[WHAT IS EXPECTED]: Reproduce each line that includes the word "Germany".

Begin

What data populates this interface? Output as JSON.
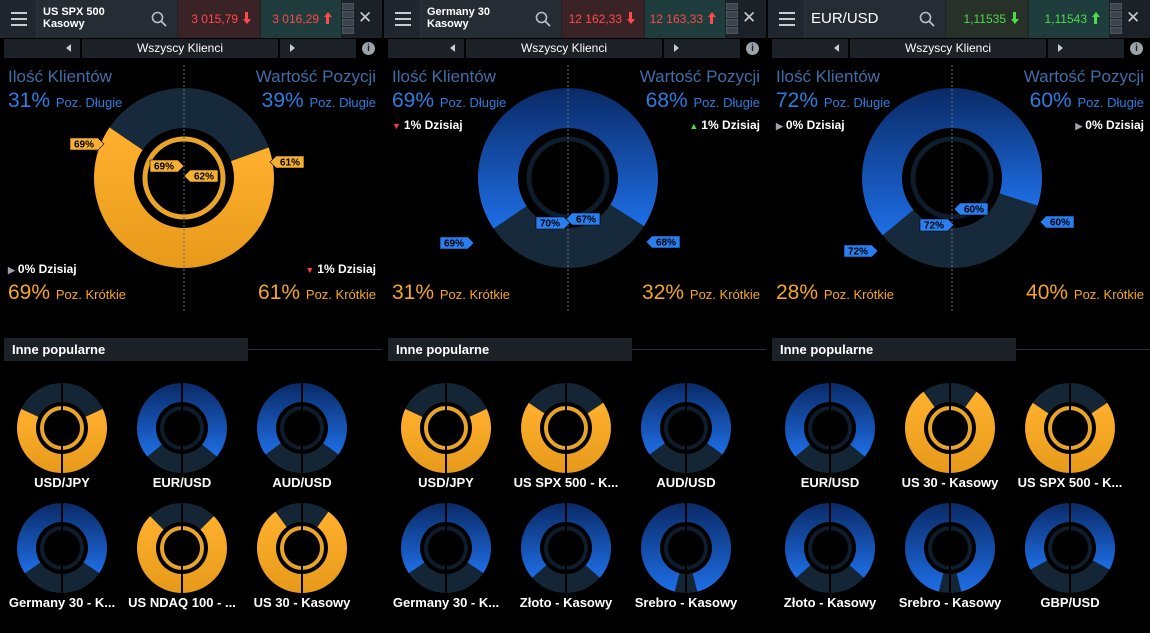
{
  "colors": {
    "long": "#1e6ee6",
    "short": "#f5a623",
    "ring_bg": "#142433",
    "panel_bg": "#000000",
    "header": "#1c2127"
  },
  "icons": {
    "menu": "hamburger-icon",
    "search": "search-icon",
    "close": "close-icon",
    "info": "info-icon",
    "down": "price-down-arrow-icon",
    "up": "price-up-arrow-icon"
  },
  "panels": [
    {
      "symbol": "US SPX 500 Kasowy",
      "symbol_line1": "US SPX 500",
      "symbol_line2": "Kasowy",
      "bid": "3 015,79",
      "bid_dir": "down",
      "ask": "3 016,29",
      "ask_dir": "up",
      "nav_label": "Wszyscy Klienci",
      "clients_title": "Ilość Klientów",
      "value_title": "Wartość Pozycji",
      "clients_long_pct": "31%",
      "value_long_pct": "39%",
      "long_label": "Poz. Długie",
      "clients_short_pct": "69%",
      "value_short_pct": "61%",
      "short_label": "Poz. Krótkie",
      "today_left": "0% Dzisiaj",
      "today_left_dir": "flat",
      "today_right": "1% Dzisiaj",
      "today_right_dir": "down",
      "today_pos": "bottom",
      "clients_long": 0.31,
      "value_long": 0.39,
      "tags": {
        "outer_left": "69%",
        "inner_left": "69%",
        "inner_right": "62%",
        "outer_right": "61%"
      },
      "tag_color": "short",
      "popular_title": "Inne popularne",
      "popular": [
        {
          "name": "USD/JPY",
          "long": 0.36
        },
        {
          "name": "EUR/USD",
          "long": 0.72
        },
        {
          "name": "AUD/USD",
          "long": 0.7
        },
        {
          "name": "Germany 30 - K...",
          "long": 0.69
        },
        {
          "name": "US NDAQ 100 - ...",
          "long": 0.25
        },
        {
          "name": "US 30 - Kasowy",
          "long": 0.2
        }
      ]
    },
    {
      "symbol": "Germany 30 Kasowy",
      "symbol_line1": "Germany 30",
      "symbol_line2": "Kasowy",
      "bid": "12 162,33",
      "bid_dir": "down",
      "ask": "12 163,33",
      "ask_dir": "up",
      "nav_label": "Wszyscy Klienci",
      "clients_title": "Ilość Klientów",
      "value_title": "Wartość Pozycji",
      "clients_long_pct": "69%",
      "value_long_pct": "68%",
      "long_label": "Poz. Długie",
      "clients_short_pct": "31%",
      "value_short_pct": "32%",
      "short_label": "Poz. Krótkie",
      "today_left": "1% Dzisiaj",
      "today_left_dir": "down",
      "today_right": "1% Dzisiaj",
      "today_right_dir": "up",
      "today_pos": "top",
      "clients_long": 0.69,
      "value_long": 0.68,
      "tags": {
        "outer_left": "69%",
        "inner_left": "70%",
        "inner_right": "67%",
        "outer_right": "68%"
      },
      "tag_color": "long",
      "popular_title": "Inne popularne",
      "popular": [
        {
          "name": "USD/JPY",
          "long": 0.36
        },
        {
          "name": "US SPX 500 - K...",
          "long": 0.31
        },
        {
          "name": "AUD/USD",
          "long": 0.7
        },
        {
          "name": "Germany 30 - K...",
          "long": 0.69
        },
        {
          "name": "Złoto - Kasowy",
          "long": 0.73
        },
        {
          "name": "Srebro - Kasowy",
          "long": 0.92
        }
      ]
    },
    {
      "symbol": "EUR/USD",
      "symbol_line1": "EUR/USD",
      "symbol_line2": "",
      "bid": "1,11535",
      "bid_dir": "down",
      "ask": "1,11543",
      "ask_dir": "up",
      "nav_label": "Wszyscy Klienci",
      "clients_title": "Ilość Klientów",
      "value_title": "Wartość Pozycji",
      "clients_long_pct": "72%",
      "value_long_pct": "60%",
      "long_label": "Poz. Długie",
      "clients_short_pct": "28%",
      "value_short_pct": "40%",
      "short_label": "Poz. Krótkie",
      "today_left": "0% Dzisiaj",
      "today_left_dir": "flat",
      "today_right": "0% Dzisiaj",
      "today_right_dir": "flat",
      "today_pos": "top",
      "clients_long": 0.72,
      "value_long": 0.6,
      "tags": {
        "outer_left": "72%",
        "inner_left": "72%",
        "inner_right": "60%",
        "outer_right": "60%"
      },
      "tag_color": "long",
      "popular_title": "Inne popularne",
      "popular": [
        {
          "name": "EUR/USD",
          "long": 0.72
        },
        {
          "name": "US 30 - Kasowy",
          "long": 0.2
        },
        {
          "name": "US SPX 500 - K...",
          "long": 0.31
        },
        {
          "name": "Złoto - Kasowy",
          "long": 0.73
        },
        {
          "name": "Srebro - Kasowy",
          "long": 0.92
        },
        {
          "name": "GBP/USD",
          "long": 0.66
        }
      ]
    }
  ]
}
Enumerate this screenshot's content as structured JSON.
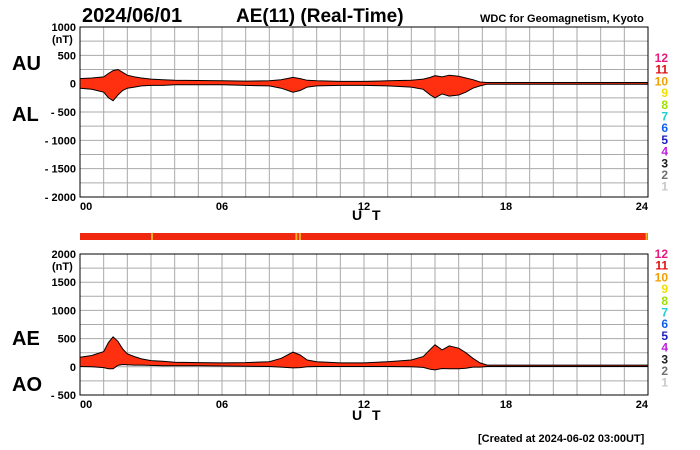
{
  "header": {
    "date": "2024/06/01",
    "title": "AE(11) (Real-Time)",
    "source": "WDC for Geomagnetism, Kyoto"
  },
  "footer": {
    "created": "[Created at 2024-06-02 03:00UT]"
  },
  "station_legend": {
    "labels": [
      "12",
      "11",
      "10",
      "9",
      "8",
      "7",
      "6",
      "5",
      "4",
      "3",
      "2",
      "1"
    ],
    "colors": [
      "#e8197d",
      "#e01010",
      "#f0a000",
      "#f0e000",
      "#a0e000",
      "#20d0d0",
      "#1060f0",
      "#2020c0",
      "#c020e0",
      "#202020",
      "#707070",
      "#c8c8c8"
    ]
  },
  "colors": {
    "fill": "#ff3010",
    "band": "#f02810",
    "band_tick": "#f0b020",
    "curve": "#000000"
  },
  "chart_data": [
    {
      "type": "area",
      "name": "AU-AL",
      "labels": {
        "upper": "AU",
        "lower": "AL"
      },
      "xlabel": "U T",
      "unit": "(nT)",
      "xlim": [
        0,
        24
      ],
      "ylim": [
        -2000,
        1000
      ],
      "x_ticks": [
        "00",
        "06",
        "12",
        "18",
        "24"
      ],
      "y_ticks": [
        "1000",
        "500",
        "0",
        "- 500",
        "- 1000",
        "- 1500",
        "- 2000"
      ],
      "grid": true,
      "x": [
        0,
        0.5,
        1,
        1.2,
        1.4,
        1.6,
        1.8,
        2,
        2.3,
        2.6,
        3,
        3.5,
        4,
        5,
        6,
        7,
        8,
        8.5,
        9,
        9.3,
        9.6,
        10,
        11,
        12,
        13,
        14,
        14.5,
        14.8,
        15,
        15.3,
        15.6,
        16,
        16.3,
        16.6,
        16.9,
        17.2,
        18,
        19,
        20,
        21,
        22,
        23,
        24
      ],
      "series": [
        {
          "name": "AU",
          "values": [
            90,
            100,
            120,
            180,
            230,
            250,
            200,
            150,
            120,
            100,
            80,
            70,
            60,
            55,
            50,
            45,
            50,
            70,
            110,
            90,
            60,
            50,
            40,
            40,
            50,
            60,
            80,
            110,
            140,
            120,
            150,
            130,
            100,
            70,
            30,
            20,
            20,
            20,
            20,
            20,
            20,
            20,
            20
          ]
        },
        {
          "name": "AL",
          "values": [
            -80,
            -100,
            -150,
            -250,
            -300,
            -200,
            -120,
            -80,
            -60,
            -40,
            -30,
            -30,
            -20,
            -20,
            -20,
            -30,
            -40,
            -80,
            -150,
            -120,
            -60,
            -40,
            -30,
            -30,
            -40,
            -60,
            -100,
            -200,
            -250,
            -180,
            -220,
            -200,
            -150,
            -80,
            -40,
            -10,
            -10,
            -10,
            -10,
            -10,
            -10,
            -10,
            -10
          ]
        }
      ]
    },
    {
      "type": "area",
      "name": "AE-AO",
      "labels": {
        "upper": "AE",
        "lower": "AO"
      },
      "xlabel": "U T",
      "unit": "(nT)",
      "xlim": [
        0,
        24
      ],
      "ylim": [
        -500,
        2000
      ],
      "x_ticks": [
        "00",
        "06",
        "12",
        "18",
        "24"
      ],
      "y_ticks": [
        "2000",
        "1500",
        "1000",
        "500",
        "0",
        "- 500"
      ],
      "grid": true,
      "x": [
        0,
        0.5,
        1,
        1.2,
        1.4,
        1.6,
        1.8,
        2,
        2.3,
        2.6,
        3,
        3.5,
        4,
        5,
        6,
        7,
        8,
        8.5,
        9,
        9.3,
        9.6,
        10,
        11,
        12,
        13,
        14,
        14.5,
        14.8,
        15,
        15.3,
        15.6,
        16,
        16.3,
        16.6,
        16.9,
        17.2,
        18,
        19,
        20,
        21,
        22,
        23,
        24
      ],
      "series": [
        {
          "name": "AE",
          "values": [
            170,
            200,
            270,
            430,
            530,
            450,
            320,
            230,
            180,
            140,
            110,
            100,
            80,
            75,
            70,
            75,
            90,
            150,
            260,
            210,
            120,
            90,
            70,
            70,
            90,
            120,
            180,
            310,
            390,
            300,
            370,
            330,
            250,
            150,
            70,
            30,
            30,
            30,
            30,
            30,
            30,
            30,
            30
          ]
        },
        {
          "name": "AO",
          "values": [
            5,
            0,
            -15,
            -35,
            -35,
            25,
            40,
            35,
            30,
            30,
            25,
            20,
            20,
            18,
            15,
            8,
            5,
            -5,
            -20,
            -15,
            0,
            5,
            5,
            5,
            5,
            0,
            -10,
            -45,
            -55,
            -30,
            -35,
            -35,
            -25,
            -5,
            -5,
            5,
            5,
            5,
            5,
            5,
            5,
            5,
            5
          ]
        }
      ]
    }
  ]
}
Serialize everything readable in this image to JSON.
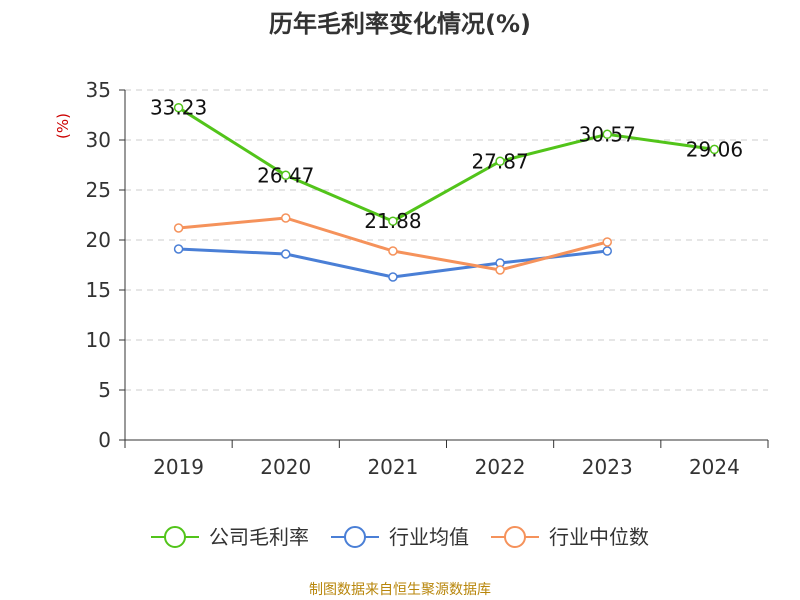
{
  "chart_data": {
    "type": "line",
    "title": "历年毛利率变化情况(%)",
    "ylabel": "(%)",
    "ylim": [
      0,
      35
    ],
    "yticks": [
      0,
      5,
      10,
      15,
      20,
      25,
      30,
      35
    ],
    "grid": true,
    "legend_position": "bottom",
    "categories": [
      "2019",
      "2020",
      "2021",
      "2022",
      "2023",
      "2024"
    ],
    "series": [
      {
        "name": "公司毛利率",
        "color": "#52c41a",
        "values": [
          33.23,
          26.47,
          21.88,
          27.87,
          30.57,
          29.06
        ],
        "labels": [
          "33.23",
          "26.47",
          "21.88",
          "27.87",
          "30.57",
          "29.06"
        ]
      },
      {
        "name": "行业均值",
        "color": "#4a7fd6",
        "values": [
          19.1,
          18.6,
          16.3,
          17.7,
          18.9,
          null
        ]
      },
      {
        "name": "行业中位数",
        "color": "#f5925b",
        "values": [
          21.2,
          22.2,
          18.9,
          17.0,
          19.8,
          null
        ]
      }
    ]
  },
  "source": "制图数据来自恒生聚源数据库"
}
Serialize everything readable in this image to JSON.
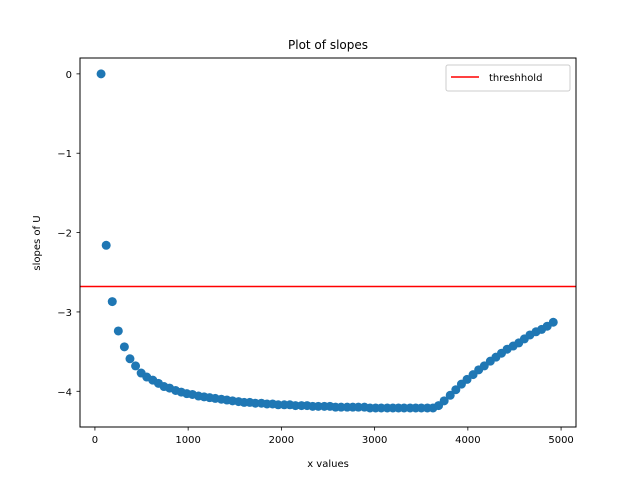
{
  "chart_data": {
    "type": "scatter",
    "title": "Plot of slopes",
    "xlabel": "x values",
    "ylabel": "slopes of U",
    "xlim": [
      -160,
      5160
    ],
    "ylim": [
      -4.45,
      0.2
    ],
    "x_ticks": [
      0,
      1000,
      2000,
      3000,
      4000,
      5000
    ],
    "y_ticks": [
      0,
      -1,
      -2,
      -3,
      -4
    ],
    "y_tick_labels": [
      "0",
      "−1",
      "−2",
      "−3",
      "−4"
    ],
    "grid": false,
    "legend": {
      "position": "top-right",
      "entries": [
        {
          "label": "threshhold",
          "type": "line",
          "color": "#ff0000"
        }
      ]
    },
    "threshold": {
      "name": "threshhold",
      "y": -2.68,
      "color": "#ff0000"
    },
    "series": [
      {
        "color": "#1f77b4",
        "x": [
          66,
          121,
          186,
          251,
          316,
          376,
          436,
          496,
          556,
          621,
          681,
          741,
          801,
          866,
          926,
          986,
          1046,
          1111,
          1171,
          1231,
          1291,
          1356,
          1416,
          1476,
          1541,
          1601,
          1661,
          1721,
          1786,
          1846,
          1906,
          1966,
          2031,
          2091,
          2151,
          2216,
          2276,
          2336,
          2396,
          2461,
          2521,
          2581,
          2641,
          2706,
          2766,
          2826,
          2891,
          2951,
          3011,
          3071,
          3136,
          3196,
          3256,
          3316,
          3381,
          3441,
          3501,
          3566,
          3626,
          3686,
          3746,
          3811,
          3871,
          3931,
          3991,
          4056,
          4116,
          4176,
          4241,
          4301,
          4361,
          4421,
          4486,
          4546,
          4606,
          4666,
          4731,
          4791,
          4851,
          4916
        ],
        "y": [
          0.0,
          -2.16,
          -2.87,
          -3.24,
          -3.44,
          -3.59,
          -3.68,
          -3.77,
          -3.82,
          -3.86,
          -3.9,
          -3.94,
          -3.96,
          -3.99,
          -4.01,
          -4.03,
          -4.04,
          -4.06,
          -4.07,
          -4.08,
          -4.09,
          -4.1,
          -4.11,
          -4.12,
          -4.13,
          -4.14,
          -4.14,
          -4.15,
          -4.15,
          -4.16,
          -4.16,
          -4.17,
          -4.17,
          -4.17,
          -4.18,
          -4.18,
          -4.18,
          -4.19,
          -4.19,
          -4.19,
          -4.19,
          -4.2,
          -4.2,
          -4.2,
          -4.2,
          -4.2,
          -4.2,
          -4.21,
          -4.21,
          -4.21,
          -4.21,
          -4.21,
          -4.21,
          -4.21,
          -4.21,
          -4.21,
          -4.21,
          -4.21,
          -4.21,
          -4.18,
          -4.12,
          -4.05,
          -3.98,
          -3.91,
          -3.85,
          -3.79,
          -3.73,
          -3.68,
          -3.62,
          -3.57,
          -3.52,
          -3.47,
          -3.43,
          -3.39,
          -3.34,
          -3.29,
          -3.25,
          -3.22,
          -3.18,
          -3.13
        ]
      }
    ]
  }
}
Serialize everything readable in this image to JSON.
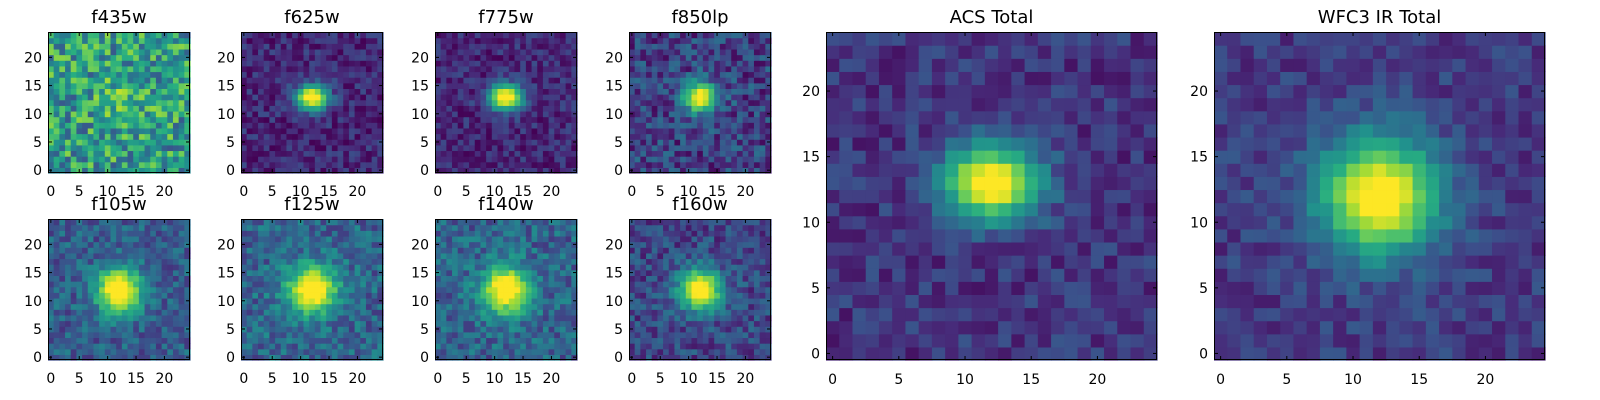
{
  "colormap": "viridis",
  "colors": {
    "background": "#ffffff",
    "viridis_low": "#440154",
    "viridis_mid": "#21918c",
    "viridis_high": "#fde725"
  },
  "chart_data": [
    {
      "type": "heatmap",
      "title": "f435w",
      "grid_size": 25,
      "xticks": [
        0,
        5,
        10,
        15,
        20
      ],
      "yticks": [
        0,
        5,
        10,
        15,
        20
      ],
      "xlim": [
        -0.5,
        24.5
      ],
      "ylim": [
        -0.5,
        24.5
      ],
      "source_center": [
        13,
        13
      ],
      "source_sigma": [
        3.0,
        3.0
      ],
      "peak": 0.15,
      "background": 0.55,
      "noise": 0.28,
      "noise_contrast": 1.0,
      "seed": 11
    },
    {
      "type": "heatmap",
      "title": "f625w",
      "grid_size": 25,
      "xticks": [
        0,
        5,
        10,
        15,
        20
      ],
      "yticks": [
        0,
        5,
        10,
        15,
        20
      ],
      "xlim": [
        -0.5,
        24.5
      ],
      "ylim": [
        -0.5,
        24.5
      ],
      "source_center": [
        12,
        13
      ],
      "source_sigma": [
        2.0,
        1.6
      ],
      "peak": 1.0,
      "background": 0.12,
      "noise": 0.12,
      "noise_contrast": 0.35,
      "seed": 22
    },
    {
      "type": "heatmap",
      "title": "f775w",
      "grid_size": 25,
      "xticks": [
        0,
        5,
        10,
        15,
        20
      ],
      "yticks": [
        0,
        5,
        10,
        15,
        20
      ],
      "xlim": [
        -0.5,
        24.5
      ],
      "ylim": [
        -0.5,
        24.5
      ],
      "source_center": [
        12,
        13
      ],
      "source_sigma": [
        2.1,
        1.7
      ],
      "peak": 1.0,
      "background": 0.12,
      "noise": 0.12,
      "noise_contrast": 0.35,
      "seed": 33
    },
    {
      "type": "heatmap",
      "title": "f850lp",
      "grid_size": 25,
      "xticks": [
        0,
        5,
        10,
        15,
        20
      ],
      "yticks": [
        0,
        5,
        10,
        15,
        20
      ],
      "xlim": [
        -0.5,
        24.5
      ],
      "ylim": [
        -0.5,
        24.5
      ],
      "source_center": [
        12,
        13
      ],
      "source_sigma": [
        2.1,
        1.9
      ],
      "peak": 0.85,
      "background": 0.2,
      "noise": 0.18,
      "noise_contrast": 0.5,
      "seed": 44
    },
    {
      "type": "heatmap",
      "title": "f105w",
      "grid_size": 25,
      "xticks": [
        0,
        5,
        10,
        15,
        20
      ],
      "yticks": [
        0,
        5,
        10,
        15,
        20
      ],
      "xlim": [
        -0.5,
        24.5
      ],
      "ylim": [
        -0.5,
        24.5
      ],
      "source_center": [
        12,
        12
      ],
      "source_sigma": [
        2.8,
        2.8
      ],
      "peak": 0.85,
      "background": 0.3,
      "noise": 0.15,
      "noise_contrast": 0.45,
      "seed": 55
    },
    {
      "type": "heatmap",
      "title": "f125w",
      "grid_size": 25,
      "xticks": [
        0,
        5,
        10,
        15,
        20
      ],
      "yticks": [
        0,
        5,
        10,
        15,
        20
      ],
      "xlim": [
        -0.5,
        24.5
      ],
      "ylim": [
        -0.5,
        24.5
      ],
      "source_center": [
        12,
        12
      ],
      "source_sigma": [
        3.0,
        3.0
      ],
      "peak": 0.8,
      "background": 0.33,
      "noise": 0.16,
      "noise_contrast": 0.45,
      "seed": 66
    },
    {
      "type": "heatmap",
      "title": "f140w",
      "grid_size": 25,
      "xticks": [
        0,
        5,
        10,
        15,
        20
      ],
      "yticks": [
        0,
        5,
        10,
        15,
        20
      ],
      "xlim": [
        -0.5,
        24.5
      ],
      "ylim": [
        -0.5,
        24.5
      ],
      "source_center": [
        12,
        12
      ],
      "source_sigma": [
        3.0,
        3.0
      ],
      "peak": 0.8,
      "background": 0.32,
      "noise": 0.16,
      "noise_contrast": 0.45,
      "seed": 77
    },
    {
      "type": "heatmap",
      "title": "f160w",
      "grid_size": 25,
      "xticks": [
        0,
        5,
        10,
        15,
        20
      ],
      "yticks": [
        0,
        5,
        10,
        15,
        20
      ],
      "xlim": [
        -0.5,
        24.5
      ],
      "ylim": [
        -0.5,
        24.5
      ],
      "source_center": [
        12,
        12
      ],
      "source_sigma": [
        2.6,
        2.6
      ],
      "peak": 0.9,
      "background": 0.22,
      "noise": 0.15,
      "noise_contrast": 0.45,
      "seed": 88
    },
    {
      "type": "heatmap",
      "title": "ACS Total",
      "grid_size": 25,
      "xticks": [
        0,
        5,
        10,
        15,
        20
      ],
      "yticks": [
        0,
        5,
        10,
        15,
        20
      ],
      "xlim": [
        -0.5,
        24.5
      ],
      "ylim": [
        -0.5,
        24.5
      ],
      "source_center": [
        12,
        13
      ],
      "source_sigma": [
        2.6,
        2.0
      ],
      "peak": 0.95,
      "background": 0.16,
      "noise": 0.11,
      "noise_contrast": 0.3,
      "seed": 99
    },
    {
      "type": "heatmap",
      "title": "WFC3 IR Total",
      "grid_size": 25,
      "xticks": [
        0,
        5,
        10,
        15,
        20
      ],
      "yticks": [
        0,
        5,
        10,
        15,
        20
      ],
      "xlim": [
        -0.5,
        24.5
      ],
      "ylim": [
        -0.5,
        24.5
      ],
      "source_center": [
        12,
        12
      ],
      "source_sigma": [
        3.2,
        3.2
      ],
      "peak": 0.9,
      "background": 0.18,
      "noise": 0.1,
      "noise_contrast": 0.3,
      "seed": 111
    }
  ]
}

End

[ANSWER TO THIS EXERCISE]:
          "name": "Germany 30 - K...",
      "symbol": "Germany 30 Kasowy",
      "symbol_line1": "Germany 30",
          "name": "Germany 30 - K...",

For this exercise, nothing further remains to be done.